DIRECTIONS ▸ In the entries below, find every line holding the string "should" and collect it.

━━━ DATASET RECORDS ━━━

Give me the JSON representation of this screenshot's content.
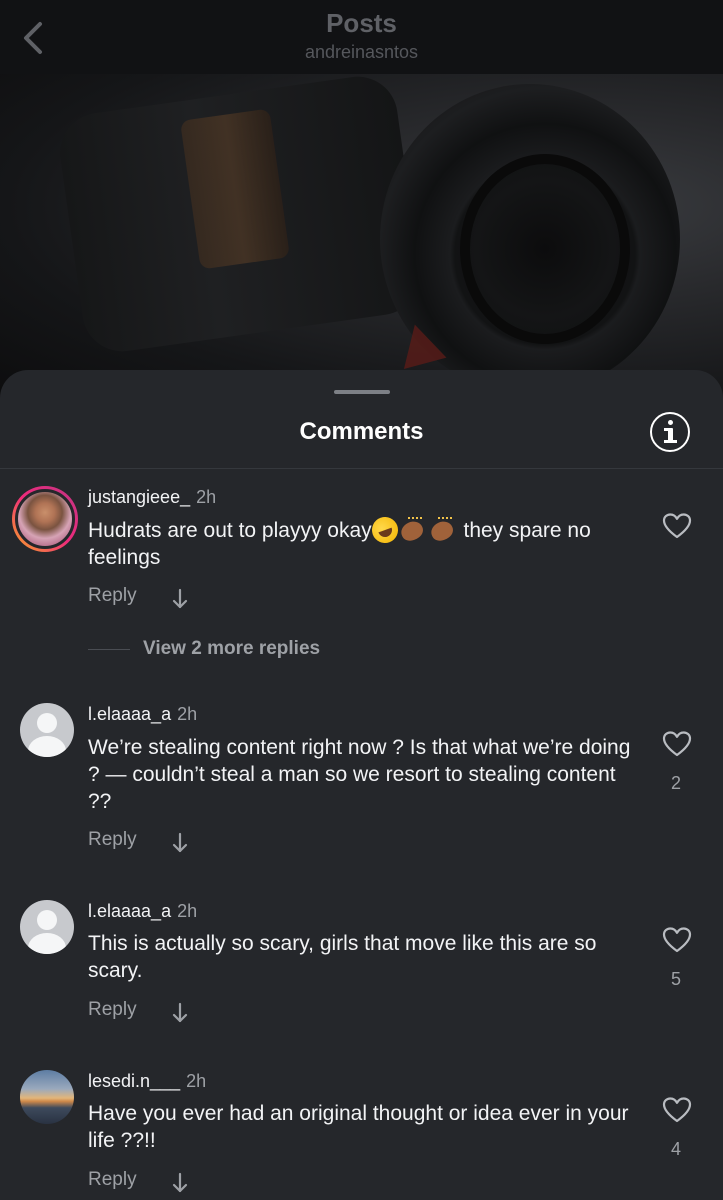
{
  "header": {
    "title": "Posts",
    "subtitle": "andreinasntos"
  },
  "sheet": {
    "title": "Comments"
  },
  "comments": [
    {
      "username": "justangieee_",
      "time": "2h",
      "text_before": "Hudrats are out to playyy okay",
      "text_after": " they spare no feelings",
      "emojis": [
        "rolling-on-floor-laughing",
        "clapping-hands",
        "clapping-hands"
      ],
      "reply_label": "Reply",
      "view_more": "View 2 more replies",
      "likes": ""
    },
    {
      "username": "l.elaaaa_a",
      "time": "2h",
      "text": "We’re stealing content right now ? Is that what we’re doing ? — couldn’t steal a man so we resort to stealing content ??",
      "reply_label": "Reply",
      "likes": "2"
    },
    {
      "username": "l.elaaaa_a",
      "time": "2h",
      "text": "This is actually so scary, girls that move like this are so scary.",
      "reply_label": "Reply",
      "likes": "5"
    },
    {
      "username": "lesedi.n___",
      "time": "2h",
      "text": "Have you ever had an original thought or idea ever in your life ??!!",
      "reply_label": "Reply",
      "likes": "4"
    }
  ]
}
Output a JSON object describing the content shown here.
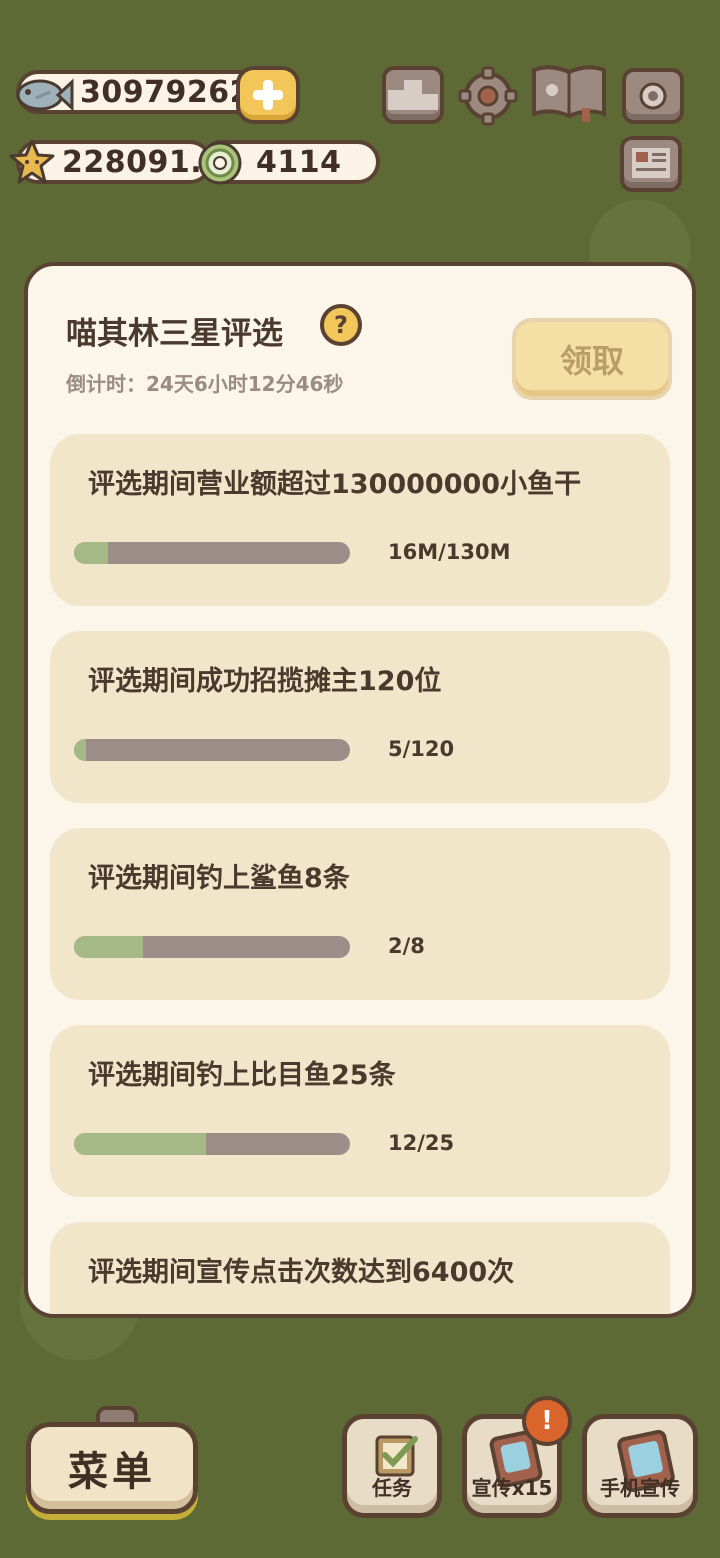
{
  "resources": {
    "fish_coins": "30979262",
    "stars": "228091.5",
    "gems": "4114"
  },
  "top_icons": [
    "ranking-icon",
    "settings-gear-icon",
    "guide-book-icon",
    "camera-icon",
    "newspaper-icon"
  ],
  "panel": {
    "title": "喵其林三星评选",
    "help_label": "?",
    "countdown": "倒计时：24天6小时12分46秒",
    "claim_label": "领取",
    "tasks": [
      {
        "title": "评选期间营业额超过130000000小鱼干",
        "progress_text": "16M/130M",
        "progress": 0.123
      },
      {
        "title": "评选期间成功招揽摊主120位",
        "progress_text": "5/120",
        "progress": 0.042
      },
      {
        "title": "评选期间钓上鲨鱼8条",
        "progress_text": "2/8",
        "progress": 0.25
      },
      {
        "title": "评选期间钓上比目鱼25条",
        "progress_text": "12/25",
        "progress": 0.48
      },
      {
        "title": "评选期间宣传点击次数达到6400次",
        "progress_text": "",
        "progress": 0
      }
    ]
  },
  "bottom_bar": {
    "menu_label": "菜单",
    "tasks_label": "任务",
    "promo_label": "宣传x15",
    "promo_badge": "!",
    "phone_promo_label": "手机宣传"
  },
  "colors": {
    "background": "#5e6a36",
    "panel": "#fbf5ea",
    "card": "#f1e6c9",
    "progress_fill": "#a5b987",
    "progress_track": "#9d8d88",
    "outline": "#5a4232",
    "accent_yellow": "#f2c659"
  }
}
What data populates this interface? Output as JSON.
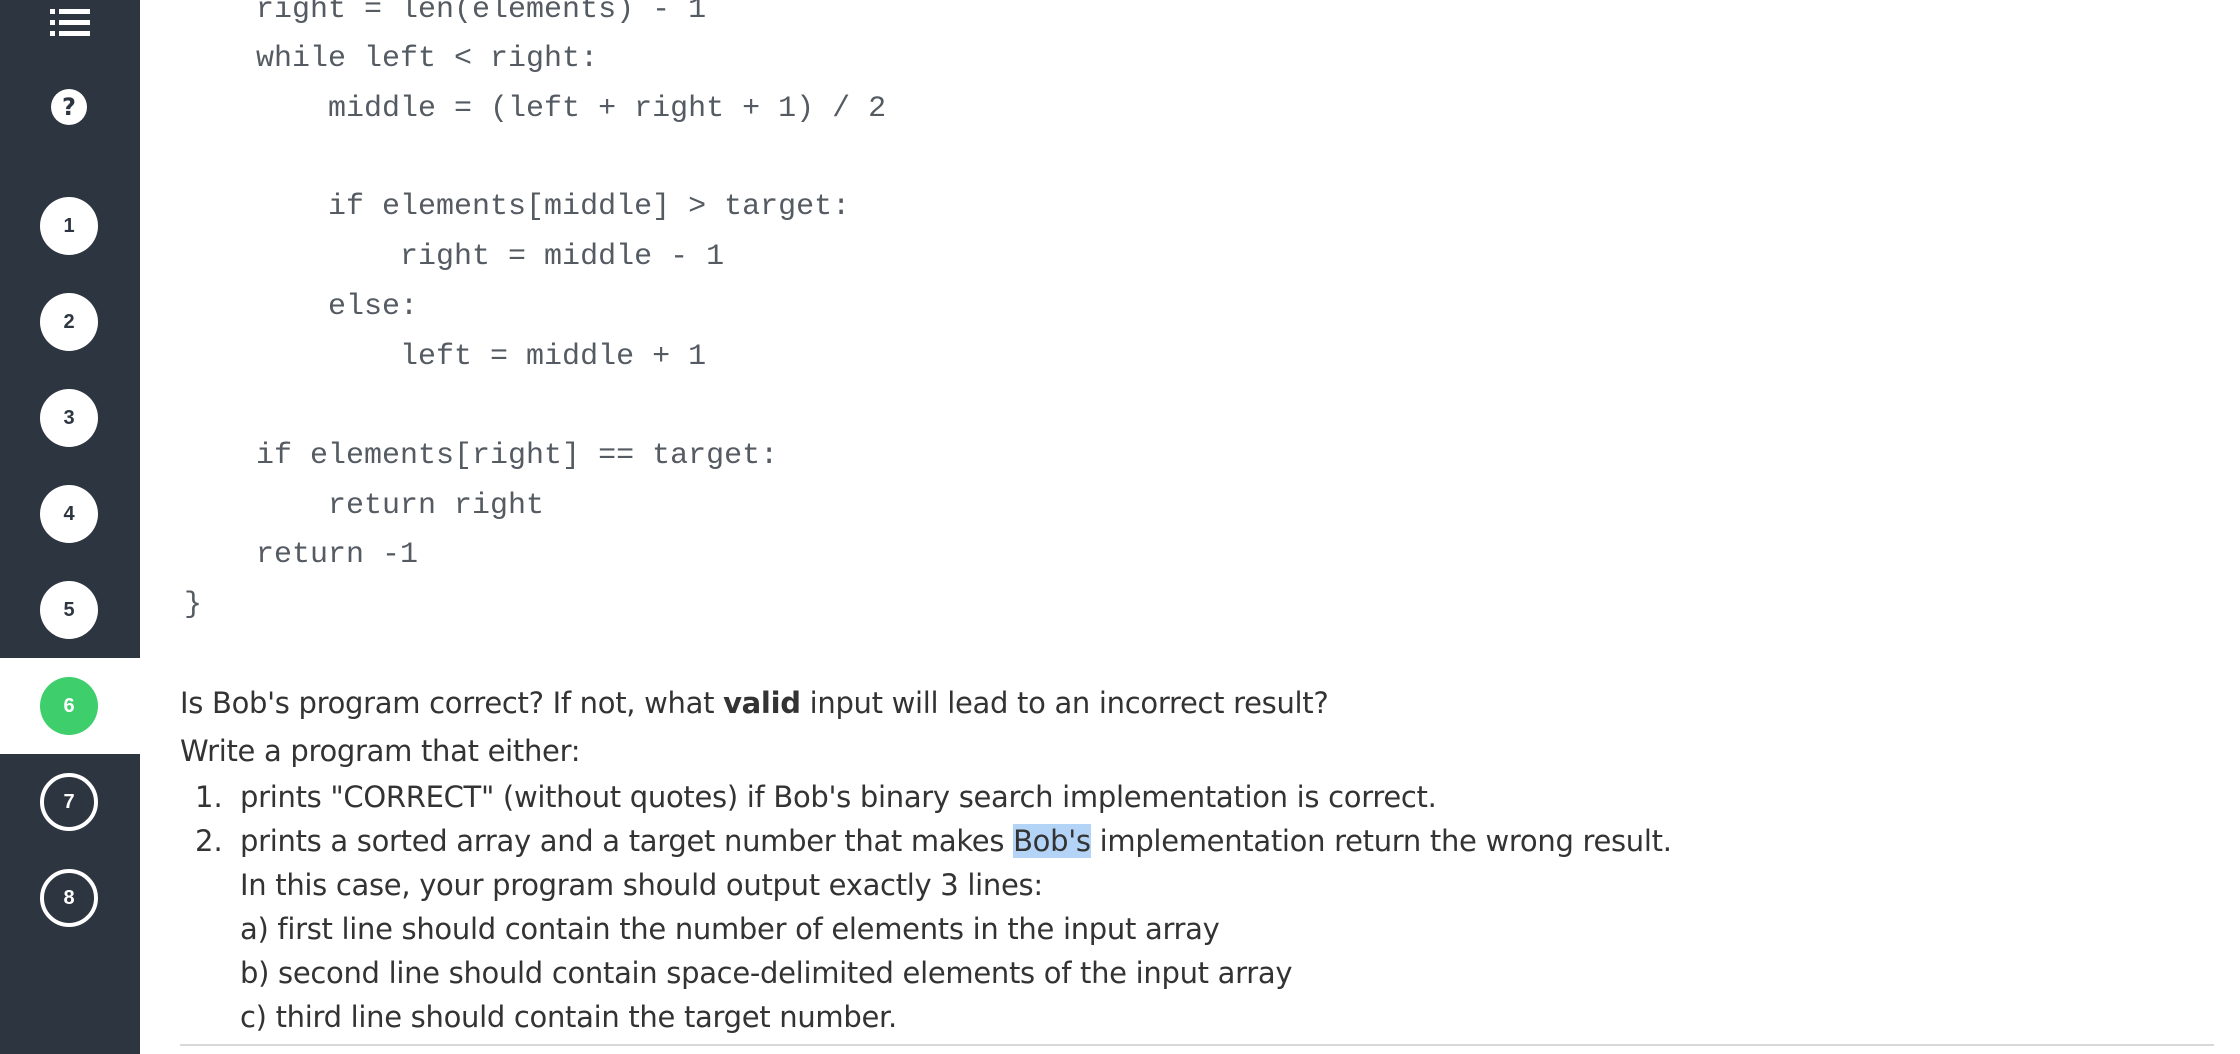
{
  "sidebar": {
    "menu_icon": "list-icon",
    "help_icon_glyph": "?",
    "questions": [
      {
        "label": "1",
        "state": "done"
      },
      {
        "label": "2",
        "state": "done"
      },
      {
        "label": "3",
        "state": "done"
      },
      {
        "label": "4",
        "state": "done"
      },
      {
        "label": "5",
        "state": "done"
      },
      {
        "label": "6",
        "state": "current"
      },
      {
        "label": "7",
        "state": "todo"
      },
      {
        "label": "8",
        "state": "todo"
      }
    ],
    "colors": {
      "background": "#2d3540",
      "current": "#3ecf6c"
    }
  },
  "code": {
    "lines": [
      "    right = len(elements) - 1",
      "    while left < right:",
      "        middle = (left + right + 1) / 2",
      "",
      "        if elements[middle] > target:",
      "            right = middle - 1",
      "        else:",
      "            left = middle + 1",
      "",
      "    if elements[right] == target:",
      "        return right",
      "    return -1",
      "}"
    ]
  },
  "question": {
    "prefix": "Is Bob's program correct? If not, what ",
    "bold": "valid",
    "suffix": " input will lead to an incorrect result?",
    "instruction": "Write a program that either:",
    "items": [
      {
        "num": "1.",
        "text": "prints \"CORRECT\" (without quotes) if Bob's binary search implementation is correct."
      },
      {
        "num": "2.",
        "pre": "prints a sorted array and a target number that makes ",
        "highlight": "Bob's",
        "post": " implementation return the wrong result."
      }
    ],
    "details": [
      "In this case, your program should output exactly 3 lines:",
      "a) first line should contain the number of elements in the input array",
      "b) second line should contain space-delimited elements of the input array",
      "c) third line should contain the target number."
    ]
  }
}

━━━

COMPLETE ANSWER ▸
      "In this case, your program should output exactly 3 lines:",
      "a) first line should contain the number of elements in the input array",
      "b) second line should contain space-delimited elements of the input array",
      "c) third line should contain the target number."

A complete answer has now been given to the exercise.